((

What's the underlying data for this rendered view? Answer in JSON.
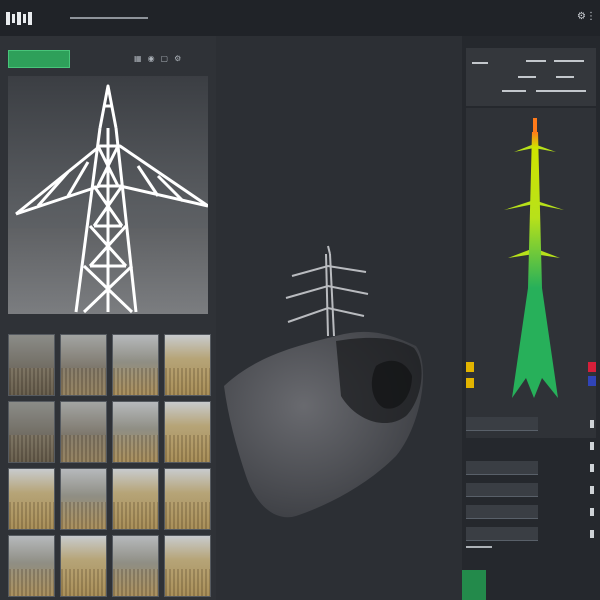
{
  "app": {
    "title": "",
    "accent": "#2ea05a"
  },
  "left": {
    "green_button_label": "",
    "tool_icons": [
      "grid-icon",
      "camera-icon",
      "frame-icon",
      "settings-icon"
    ],
    "thumbnails": [
      {
        "id": "t0"
      },
      {
        "id": "t1"
      },
      {
        "id": "t2"
      },
      {
        "id": "t3"
      },
      {
        "id": "t0"
      },
      {
        "id": "t1"
      },
      {
        "id": "t2"
      },
      {
        "id": "t3"
      },
      {
        "id": "t3"
      },
      {
        "id": "t2"
      },
      {
        "id": "t3"
      },
      {
        "id": "t3"
      },
      {
        "id": "t2"
      },
      {
        "id": "t3"
      },
      {
        "id": "t2"
      },
      {
        "id": "t3"
      }
    ]
  },
  "right": {
    "header_labels": [
      "",
      "",
      ""
    ],
    "properties": [
      {
        "key": "",
        "value": ""
      },
      {
        "key": "",
        "value": ""
      },
      {
        "key": "",
        "value": ""
      },
      {
        "key": "",
        "value": ""
      },
      {
        "key": "",
        "value": ""
      },
      {
        "key": "",
        "value": ""
      }
    ],
    "gradient_colors": [
      "#ff7a1a",
      "#cfe400",
      "#27b05a"
    ]
  }
}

))

GOAL:
Repeat the data exactly, excluding the pictures.

EXERCISE SOLUTION:
What's the underlying data for this rendered view? Answer in JSON.
{
  "app": {
    "title": "",
    "accent": "#2ea05a"
  },
  "left": {
    "green_button_label": "",
    "tool_icons": [
      "grid-icon",
      "camera-icon",
      "frame-icon",
      "settings-icon"
    ],
    "thumbnails": [
      {
        "id": "t0"
      },
      {
        "id": "t1"
      },
      {
        "id": "t2"
      },
      {
        "id": "t3"
      },
      {
        "id": "t0"
      },
      {
        "id": "t1"
      },
      {
        "id": "t2"
      },
      {
        "id": "t3"
      },
      {
        "id": "t3"
      },
      {
        "id": "t2"
      },
      {
        "id": "t3"
      },
      {
        "id": "t3"
      },
      {
        "id": "t2"
      },
      {
        "id": "t3"
      },
      {
        "id": "t2"
      },
      {
        "id": "t3"
      }
    ]
  },
  "right": {
    "header_labels": [
      "",
      "",
      ""
    ],
    "properties": [
      {
        "key": "",
        "value": ""
      },
      {
        "key": "",
        "value": ""
      },
      {
        "key": "",
        "value": ""
      },
      {
        "key": "",
        "value": ""
      },
      {
        "key": "",
        "value": ""
      },
      {
        "key": "",
        "value": ""
      }
    ],
    "gradient_colors": [
      "#ff7a1a",
      "#cfe400",
      "#27b05a"
    ]
  }
}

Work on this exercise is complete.